--- Data listing Enclosed Below ---

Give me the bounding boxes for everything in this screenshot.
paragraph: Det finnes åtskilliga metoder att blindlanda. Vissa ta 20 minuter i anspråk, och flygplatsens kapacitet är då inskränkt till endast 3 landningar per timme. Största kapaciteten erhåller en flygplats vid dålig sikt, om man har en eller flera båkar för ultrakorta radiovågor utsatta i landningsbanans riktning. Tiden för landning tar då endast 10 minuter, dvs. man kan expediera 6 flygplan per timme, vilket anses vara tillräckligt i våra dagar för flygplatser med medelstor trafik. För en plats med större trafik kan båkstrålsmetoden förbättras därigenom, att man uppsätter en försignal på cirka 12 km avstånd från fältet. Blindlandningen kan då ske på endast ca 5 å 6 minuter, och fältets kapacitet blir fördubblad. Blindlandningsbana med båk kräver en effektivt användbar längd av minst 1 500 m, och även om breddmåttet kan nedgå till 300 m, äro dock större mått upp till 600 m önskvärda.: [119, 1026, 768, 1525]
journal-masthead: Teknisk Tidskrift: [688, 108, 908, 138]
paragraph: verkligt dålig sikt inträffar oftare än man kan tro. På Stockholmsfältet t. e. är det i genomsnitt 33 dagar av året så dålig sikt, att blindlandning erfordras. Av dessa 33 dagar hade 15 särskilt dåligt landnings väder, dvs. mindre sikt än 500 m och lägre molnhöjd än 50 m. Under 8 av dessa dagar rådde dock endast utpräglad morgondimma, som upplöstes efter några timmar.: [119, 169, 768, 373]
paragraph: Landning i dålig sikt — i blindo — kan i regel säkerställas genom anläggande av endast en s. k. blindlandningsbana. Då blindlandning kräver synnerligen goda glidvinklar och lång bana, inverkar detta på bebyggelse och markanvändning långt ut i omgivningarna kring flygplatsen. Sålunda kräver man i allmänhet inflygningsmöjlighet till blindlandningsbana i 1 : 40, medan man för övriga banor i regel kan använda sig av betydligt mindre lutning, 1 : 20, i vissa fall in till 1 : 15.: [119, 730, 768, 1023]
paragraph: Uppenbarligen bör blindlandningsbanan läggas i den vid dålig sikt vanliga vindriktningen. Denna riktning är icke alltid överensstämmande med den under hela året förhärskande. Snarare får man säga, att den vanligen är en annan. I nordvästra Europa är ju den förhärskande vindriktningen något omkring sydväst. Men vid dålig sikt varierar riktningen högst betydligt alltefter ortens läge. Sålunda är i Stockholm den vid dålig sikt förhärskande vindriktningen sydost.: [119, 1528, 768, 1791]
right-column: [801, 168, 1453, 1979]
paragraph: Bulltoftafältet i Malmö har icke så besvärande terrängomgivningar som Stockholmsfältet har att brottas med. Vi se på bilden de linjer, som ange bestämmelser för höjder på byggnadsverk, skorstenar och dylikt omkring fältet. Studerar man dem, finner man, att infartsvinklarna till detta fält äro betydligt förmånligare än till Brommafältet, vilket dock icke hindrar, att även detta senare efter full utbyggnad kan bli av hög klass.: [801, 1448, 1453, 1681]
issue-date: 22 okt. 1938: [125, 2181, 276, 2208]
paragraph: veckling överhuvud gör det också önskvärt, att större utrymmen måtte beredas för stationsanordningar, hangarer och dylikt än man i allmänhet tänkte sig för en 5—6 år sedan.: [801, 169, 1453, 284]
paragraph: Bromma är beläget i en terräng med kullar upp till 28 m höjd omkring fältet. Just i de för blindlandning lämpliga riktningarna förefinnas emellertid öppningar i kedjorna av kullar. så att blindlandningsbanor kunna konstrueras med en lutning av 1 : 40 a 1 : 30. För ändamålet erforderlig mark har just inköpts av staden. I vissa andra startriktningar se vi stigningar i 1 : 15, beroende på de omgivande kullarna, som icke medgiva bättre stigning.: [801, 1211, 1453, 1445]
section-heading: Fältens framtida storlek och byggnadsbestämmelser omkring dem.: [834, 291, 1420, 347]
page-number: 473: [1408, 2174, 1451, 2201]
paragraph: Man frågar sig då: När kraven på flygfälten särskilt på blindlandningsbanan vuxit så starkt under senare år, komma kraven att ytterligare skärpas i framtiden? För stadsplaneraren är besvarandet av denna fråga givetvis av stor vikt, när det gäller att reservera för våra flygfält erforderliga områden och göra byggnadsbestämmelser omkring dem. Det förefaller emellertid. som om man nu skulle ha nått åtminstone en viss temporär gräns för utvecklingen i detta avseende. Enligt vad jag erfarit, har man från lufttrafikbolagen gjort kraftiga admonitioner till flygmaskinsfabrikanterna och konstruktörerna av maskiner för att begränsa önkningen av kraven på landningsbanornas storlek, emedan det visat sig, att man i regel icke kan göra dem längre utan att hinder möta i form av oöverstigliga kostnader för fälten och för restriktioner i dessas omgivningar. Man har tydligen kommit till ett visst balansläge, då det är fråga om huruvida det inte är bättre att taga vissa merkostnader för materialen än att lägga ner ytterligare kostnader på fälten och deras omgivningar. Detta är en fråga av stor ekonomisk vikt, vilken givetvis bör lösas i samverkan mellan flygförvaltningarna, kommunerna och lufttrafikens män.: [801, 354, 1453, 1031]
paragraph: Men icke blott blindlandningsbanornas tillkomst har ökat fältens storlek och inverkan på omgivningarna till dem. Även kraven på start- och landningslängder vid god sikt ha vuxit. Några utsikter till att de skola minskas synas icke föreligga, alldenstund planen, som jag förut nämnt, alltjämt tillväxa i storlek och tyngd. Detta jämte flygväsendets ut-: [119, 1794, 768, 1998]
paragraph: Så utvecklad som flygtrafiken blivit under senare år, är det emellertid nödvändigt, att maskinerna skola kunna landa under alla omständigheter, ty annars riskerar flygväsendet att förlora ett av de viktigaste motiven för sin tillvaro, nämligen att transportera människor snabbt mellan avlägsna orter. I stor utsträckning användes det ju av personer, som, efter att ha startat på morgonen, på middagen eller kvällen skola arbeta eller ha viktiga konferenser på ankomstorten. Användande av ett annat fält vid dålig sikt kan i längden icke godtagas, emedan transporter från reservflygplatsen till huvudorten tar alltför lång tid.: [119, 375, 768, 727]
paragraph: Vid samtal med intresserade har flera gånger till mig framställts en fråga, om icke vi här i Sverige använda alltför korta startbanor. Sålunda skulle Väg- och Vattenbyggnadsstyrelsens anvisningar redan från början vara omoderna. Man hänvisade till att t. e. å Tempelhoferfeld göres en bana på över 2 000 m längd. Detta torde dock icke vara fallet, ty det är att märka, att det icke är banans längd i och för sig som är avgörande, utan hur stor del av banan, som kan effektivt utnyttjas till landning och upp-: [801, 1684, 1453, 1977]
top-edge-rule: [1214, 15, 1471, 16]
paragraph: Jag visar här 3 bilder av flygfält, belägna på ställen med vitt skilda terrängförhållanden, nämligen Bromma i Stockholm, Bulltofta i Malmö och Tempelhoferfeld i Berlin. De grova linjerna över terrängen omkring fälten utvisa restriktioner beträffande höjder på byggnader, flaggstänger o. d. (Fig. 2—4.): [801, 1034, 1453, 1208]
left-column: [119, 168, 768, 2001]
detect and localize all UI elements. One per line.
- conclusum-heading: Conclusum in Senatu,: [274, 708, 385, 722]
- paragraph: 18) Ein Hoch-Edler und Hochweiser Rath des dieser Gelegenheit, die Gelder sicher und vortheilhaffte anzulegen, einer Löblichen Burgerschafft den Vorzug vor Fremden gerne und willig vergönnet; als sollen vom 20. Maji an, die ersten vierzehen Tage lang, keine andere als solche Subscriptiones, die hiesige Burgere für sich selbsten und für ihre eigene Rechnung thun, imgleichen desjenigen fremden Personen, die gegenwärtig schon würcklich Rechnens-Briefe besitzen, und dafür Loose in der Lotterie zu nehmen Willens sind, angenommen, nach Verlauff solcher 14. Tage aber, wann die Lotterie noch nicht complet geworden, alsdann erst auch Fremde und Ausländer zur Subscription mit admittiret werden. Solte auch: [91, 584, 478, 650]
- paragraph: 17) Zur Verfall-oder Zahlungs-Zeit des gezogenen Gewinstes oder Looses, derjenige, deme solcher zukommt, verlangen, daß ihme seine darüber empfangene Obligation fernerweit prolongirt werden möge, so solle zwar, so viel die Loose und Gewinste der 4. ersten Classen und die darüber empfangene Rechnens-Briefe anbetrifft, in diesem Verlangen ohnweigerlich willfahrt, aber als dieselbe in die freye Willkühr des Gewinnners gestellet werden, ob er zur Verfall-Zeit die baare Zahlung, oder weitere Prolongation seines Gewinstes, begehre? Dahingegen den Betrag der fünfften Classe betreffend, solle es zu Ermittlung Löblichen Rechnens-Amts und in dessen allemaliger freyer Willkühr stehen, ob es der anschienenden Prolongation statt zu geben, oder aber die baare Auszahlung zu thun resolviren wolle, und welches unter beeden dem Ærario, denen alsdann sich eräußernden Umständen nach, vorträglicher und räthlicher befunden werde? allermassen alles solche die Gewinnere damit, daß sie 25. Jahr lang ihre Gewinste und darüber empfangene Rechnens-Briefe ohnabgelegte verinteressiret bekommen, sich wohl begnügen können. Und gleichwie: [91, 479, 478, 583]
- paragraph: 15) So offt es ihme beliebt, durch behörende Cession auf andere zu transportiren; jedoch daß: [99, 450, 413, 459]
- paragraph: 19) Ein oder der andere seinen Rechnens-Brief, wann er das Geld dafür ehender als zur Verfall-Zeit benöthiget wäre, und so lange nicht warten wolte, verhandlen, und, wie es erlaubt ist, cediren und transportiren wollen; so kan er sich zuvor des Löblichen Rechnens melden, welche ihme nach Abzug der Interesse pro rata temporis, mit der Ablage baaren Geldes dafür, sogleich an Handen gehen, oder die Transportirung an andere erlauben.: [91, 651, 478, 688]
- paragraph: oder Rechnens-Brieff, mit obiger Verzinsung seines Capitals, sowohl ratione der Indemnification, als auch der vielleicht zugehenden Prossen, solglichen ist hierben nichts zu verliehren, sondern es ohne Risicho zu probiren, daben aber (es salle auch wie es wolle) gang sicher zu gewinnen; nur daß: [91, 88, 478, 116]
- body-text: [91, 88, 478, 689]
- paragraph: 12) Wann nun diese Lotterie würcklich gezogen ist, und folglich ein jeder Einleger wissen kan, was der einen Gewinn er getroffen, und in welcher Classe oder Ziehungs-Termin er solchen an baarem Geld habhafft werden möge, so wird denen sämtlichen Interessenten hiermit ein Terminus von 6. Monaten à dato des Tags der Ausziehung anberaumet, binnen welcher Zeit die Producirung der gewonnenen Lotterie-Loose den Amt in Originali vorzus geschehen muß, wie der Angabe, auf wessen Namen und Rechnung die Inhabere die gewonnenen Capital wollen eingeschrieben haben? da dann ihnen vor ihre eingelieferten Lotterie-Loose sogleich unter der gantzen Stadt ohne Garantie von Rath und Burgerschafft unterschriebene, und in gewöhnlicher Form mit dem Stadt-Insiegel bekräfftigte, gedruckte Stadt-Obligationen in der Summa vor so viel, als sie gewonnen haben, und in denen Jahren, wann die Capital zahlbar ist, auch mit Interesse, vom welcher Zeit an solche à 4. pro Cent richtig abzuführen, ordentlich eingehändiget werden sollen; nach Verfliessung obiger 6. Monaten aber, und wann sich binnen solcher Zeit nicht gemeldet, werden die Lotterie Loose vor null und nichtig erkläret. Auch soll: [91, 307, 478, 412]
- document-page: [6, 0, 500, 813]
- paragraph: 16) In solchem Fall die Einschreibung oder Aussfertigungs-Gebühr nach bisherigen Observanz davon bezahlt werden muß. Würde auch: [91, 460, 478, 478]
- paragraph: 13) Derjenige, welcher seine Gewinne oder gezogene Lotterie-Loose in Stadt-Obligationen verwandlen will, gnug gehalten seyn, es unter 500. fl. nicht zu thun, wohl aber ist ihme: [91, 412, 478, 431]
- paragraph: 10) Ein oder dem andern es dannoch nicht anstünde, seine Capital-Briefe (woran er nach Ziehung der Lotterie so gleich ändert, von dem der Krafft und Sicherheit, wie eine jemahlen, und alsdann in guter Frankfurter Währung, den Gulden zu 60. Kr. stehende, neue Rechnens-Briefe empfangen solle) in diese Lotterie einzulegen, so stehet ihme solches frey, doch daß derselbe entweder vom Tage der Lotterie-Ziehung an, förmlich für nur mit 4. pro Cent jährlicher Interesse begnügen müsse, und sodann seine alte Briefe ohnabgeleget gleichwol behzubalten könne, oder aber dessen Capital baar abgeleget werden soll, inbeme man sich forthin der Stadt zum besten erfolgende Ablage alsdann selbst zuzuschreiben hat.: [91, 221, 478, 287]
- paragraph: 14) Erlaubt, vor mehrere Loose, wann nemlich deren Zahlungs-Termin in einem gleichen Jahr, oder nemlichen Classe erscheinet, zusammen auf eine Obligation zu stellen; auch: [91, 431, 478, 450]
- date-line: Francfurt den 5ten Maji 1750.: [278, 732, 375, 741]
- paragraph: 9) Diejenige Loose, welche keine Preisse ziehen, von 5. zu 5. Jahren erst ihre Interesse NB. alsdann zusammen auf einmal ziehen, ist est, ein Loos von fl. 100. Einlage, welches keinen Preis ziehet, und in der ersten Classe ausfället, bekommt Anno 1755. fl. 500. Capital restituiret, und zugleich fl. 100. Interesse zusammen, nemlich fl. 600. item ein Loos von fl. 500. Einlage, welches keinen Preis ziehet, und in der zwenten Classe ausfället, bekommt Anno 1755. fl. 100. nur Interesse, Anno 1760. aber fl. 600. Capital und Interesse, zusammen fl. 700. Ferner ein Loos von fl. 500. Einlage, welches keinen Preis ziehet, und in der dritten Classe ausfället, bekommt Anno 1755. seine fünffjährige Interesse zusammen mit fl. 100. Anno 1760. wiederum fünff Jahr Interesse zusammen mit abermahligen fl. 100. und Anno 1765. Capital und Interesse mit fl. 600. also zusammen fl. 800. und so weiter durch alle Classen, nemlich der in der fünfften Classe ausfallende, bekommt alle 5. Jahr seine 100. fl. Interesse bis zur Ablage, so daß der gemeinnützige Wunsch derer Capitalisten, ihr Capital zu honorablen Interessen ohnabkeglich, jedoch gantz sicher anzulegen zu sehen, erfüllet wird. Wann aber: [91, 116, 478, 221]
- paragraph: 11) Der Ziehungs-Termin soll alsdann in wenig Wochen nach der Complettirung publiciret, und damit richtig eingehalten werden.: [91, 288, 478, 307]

--- End of Enclosed Data listing ---

### Exercise
Your task is to find every line above containing the word "större" and copy it.

### Exercise result
paragraph: Det finnes åtskilliga metoder att blindlanda. Vissa ta 20 minuter i anspråk, och flygplatsens kapacitet är då inskränkt till endast 3 landningar per timme. Största kapaciteten erhåller en flygplats vid dålig sikt, om man har en eller flera båkar för ultrakorta radiovågor utsatta i landningsbanans riktning. Tiden för landning tar då endast 10 minuter, dvs. man kan expediera 6 flygplan per timme, vilket anses vara tillräckligt i våra dagar för flygplatser med medelstor trafik. För en plats med större trafik kan båkstrålsmetoden förbättras därigenom, att man uppsätter en försignal på cirka 12 km avstånd från fältet. Blindlandningen kan då ske på endast ca 5 å 6 minuter, och fältets kapacitet blir fördubblad. Blindlandningsbana med båk kräver en effektivt användbar längd av minst 1 500 m, och även om breddmåttet kan nedgå till 300 m, äro dock större mått upp till 600 m önskvärda.: [119, 1026, 768, 1525]
paragraph: veckling överhuvud gör det också önskvärt, att större utrymmen måtte beredas för stationsanordningar, hangarer och dylikt än man i allmänhet tänkte sig för en 5—6 år sedan.: [801, 169, 1453, 284]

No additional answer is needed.